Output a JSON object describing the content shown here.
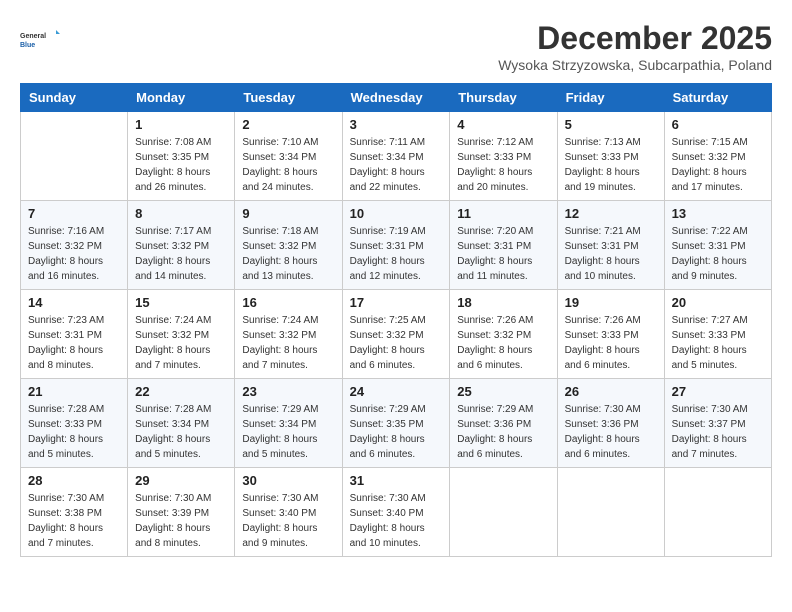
{
  "header": {
    "logo_line1": "General",
    "logo_line2": "Blue",
    "month": "December 2025",
    "location": "Wysoka Strzyzowska, Subcarpathia, Poland"
  },
  "days_of_week": [
    "Sunday",
    "Monday",
    "Tuesday",
    "Wednesday",
    "Thursday",
    "Friday",
    "Saturday"
  ],
  "weeks": [
    [
      {
        "day": "",
        "info": ""
      },
      {
        "day": "1",
        "info": "Sunrise: 7:08 AM\nSunset: 3:35 PM\nDaylight: 8 hours\nand 26 minutes."
      },
      {
        "day": "2",
        "info": "Sunrise: 7:10 AM\nSunset: 3:34 PM\nDaylight: 8 hours\nand 24 minutes."
      },
      {
        "day": "3",
        "info": "Sunrise: 7:11 AM\nSunset: 3:34 PM\nDaylight: 8 hours\nand 22 minutes."
      },
      {
        "day": "4",
        "info": "Sunrise: 7:12 AM\nSunset: 3:33 PM\nDaylight: 8 hours\nand 20 minutes."
      },
      {
        "day": "5",
        "info": "Sunrise: 7:13 AM\nSunset: 3:33 PM\nDaylight: 8 hours\nand 19 minutes."
      },
      {
        "day": "6",
        "info": "Sunrise: 7:15 AM\nSunset: 3:32 PM\nDaylight: 8 hours\nand 17 minutes."
      }
    ],
    [
      {
        "day": "7",
        "info": "Sunrise: 7:16 AM\nSunset: 3:32 PM\nDaylight: 8 hours\nand 16 minutes."
      },
      {
        "day": "8",
        "info": "Sunrise: 7:17 AM\nSunset: 3:32 PM\nDaylight: 8 hours\nand 14 minutes."
      },
      {
        "day": "9",
        "info": "Sunrise: 7:18 AM\nSunset: 3:32 PM\nDaylight: 8 hours\nand 13 minutes."
      },
      {
        "day": "10",
        "info": "Sunrise: 7:19 AM\nSunset: 3:31 PM\nDaylight: 8 hours\nand 12 minutes."
      },
      {
        "day": "11",
        "info": "Sunrise: 7:20 AM\nSunset: 3:31 PM\nDaylight: 8 hours\nand 11 minutes."
      },
      {
        "day": "12",
        "info": "Sunrise: 7:21 AM\nSunset: 3:31 PM\nDaylight: 8 hours\nand 10 minutes."
      },
      {
        "day": "13",
        "info": "Sunrise: 7:22 AM\nSunset: 3:31 PM\nDaylight: 8 hours\nand 9 minutes."
      }
    ],
    [
      {
        "day": "14",
        "info": "Sunrise: 7:23 AM\nSunset: 3:31 PM\nDaylight: 8 hours\nand 8 minutes."
      },
      {
        "day": "15",
        "info": "Sunrise: 7:24 AM\nSunset: 3:32 PM\nDaylight: 8 hours\nand 7 minutes."
      },
      {
        "day": "16",
        "info": "Sunrise: 7:24 AM\nSunset: 3:32 PM\nDaylight: 8 hours\nand 7 minutes."
      },
      {
        "day": "17",
        "info": "Sunrise: 7:25 AM\nSunset: 3:32 PM\nDaylight: 8 hours\nand 6 minutes."
      },
      {
        "day": "18",
        "info": "Sunrise: 7:26 AM\nSunset: 3:32 PM\nDaylight: 8 hours\nand 6 minutes."
      },
      {
        "day": "19",
        "info": "Sunrise: 7:26 AM\nSunset: 3:33 PM\nDaylight: 8 hours\nand 6 minutes."
      },
      {
        "day": "20",
        "info": "Sunrise: 7:27 AM\nSunset: 3:33 PM\nDaylight: 8 hours\nand 5 minutes."
      }
    ],
    [
      {
        "day": "21",
        "info": "Sunrise: 7:28 AM\nSunset: 3:33 PM\nDaylight: 8 hours\nand 5 minutes."
      },
      {
        "day": "22",
        "info": "Sunrise: 7:28 AM\nSunset: 3:34 PM\nDaylight: 8 hours\nand 5 minutes."
      },
      {
        "day": "23",
        "info": "Sunrise: 7:29 AM\nSunset: 3:34 PM\nDaylight: 8 hours\nand 5 minutes."
      },
      {
        "day": "24",
        "info": "Sunrise: 7:29 AM\nSunset: 3:35 PM\nDaylight: 8 hours\nand 6 minutes."
      },
      {
        "day": "25",
        "info": "Sunrise: 7:29 AM\nSunset: 3:36 PM\nDaylight: 8 hours\nand 6 minutes."
      },
      {
        "day": "26",
        "info": "Sunrise: 7:30 AM\nSunset: 3:36 PM\nDaylight: 8 hours\nand 6 minutes."
      },
      {
        "day": "27",
        "info": "Sunrise: 7:30 AM\nSunset: 3:37 PM\nDaylight: 8 hours\nand 7 minutes."
      }
    ],
    [
      {
        "day": "28",
        "info": "Sunrise: 7:30 AM\nSunset: 3:38 PM\nDaylight: 8 hours\nand 7 minutes."
      },
      {
        "day": "29",
        "info": "Sunrise: 7:30 AM\nSunset: 3:39 PM\nDaylight: 8 hours\nand 8 minutes."
      },
      {
        "day": "30",
        "info": "Sunrise: 7:30 AM\nSunset: 3:40 PM\nDaylight: 8 hours\nand 9 minutes."
      },
      {
        "day": "31",
        "info": "Sunrise: 7:30 AM\nSunset: 3:40 PM\nDaylight: 8 hours\nand 10 minutes."
      },
      {
        "day": "",
        "info": ""
      },
      {
        "day": "",
        "info": ""
      },
      {
        "day": "",
        "info": ""
      }
    ]
  ]
}
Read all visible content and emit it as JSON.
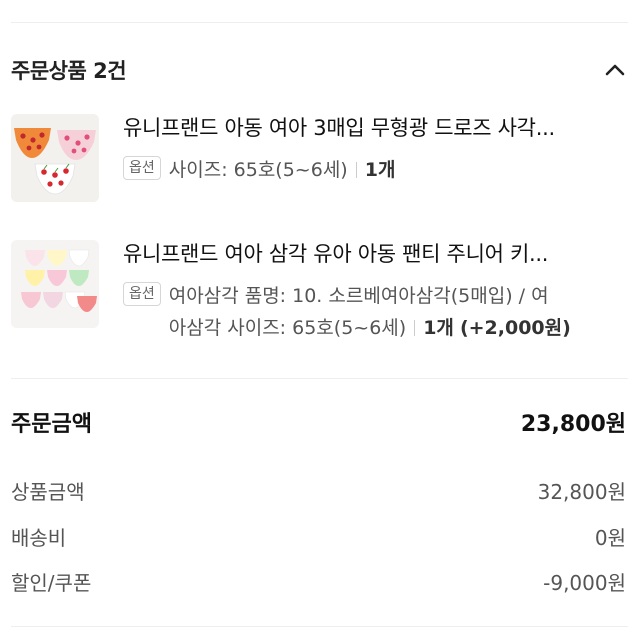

> **What is being asked**: Omit the pictures. Transcribe every record exactly.

> **The response**:
Output a JSON object describing the content shown here.
{
  "header": {
    "logo_line1": "General",
    "logo_line2": "Blue",
    "month": "December 2025",
    "location": "Wysoka Strzyzowska, Subcarpathia, Poland"
  },
  "days_of_week": [
    "Sunday",
    "Monday",
    "Tuesday",
    "Wednesday",
    "Thursday",
    "Friday",
    "Saturday"
  ],
  "weeks": [
    [
      {
        "day": "",
        "info": ""
      },
      {
        "day": "1",
        "info": "Sunrise: 7:08 AM\nSunset: 3:35 PM\nDaylight: 8 hours\nand 26 minutes."
      },
      {
        "day": "2",
        "info": "Sunrise: 7:10 AM\nSunset: 3:34 PM\nDaylight: 8 hours\nand 24 minutes."
      },
      {
        "day": "3",
        "info": "Sunrise: 7:11 AM\nSunset: 3:34 PM\nDaylight: 8 hours\nand 22 minutes."
      },
      {
        "day": "4",
        "info": "Sunrise: 7:12 AM\nSunset: 3:33 PM\nDaylight: 8 hours\nand 20 minutes."
      },
      {
        "day": "5",
        "info": "Sunrise: 7:13 AM\nSunset: 3:33 PM\nDaylight: 8 hours\nand 19 minutes."
      },
      {
        "day": "6",
        "info": "Sunrise: 7:15 AM\nSunset: 3:32 PM\nDaylight: 8 hours\nand 17 minutes."
      }
    ],
    [
      {
        "day": "7",
        "info": "Sunrise: 7:16 AM\nSunset: 3:32 PM\nDaylight: 8 hours\nand 16 minutes."
      },
      {
        "day": "8",
        "info": "Sunrise: 7:17 AM\nSunset: 3:32 PM\nDaylight: 8 hours\nand 14 minutes."
      },
      {
        "day": "9",
        "info": "Sunrise: 7:18 AM\nSunset: 3:32 PM\nDaylight: 8 hours\nand 13 minutes."
      },
      {
        "day": "10",
        "info": "Sunrise: 7:19 AM\nSunset: 3:31 PM\nDaylight: 8 hours\nand 12 minutes."
      },
      {
        "day": "11",
        "info": "Sunrise: 7:20 AM\nSunset: 3:31 PM\nDaylight: 8 hours\nand 11 minutes."
      },
      {
        "day": "12",
        "info": "Sunrise: 7:21 AM\nSunset: 3:31 PM\nDaylight: 8 hours\nand 10 minutes."
      },
      {
        "day": "13",
        "info": "Sunrise: 7:22 AM\nSunset: 3:31 PM\nDaylight: 8 hours\nand 9 minutes."
      }
    ],
    [
      {
        "day": "14",
        "info": "Sunrise: 7:23 AM\nSunset: 3:31 PM\nDaylight: 8 hours\nand 8 minutes."
      },
      {
        "day": "15",
        "info": "Sunrise: 7:24 AM\nSunset: 3:32 PM\nDaylight: 8 hours\nand 7 minutes."
      },
      {
        "day": "16",
        "info": "Sunrise: 7:24 AM\nSunset: 3:32 PM\nDaylight: 8 hours\nand 7 minutes."
      },
      {
        "day": "17",
        "info": "Sunrise: 7:25 AM\nSunset: 3:32 PM\nDaylight: 8 hours\nand 6 minutes."
      },
      {
        "day": "18",
        "info": "Sunrise: 7:26 AM\nSunset: 3:32 PM\nDaylight: 8 hours\nand 6 minutes."
      },
      {
        "day": "19",
        "info": "Sunrise: 7:26 AM\nSunset: 3:33 PM\nDaylight: 8 hours\nand 6 minutes."
      },
      {
        "day": "20",
        "info": "Sunrise: 7:27 AM\nSunset: 3:33 PM\nDaylight: 8 hours\nand 5 minutes."
      }
    ],
    [
      {
        "day": "21",
        "info": "Sunrise: 7:28 AM\nSunset: 3:33 PM\nDaylight: 8 hours\nand 5 minutes."
      },
      {
        "day": "22",
        "info": "Sunrise: 7:28 AM\nSunset: 3:34 PM\nDaylight: 8 hours\nand 5 minutes."
      },
      {
        "day": "23",
        "info": "Sunrise: 7:29 AM\nSunset: 3:34 PM\nDaylight: 8 hours\nand 5 minutes."
      },
      {
        "day": "24",
        "info": "Sunrise: 7:29 AM\nSunset: 3:35 PM\nDaylight: 8 hours\nand 6 minutes."
      },
      {
        "day": "25",
        "info": "Sunrise: 7:29 AM\nSunset: 3:36 PM\nDaylight: 8 hours\nand 6 minutes."
      },
      {
        "day": "26",
        "info": "Sunrise: 7:30 AM\nSunset: 3:36 PM\nDaylight: 8 hours\nand 6 minutes."
      },
      {
        "day": "27",
        "info": "Sunrise: 7:30 AM\nSunset: 3:37 PM\nDaylight: 8 hours\nand 7 minutes."
      }
    ],
    [
      {
        "day": "28",
        "info": "Sunrise: 7:30 AM\nSunset: 3:38 PM\nDaylight: 8 hours\nand 7 minutes."
      },
      {
        "day": "29",
        "info": "Sunrise: 7:30 AM\nSunset: 3:39 PM\nDaylight: 8 hours\nand 8 minutes."
      },
      {
        "day": "30",
        "info": "Sunrise: 7:30 AM\nSunset: 3:40 PM\nDaylight: 8 hours\nand 9 minutes."
      },
      {
        "day": "31",
        "info": "Sunrise: 7:30 AM\nSunset: 3:40 PM\nDaylight: 8 hours\nand 10 minutes."
      },
      {
        "day": "",
        "info": ""
      },
      {
        "day": "",
        "info": ""
      },
      {
        "day": "",
        "info": ""
      }
    ]
  ]
}
Read all visible content and emit it as JSON.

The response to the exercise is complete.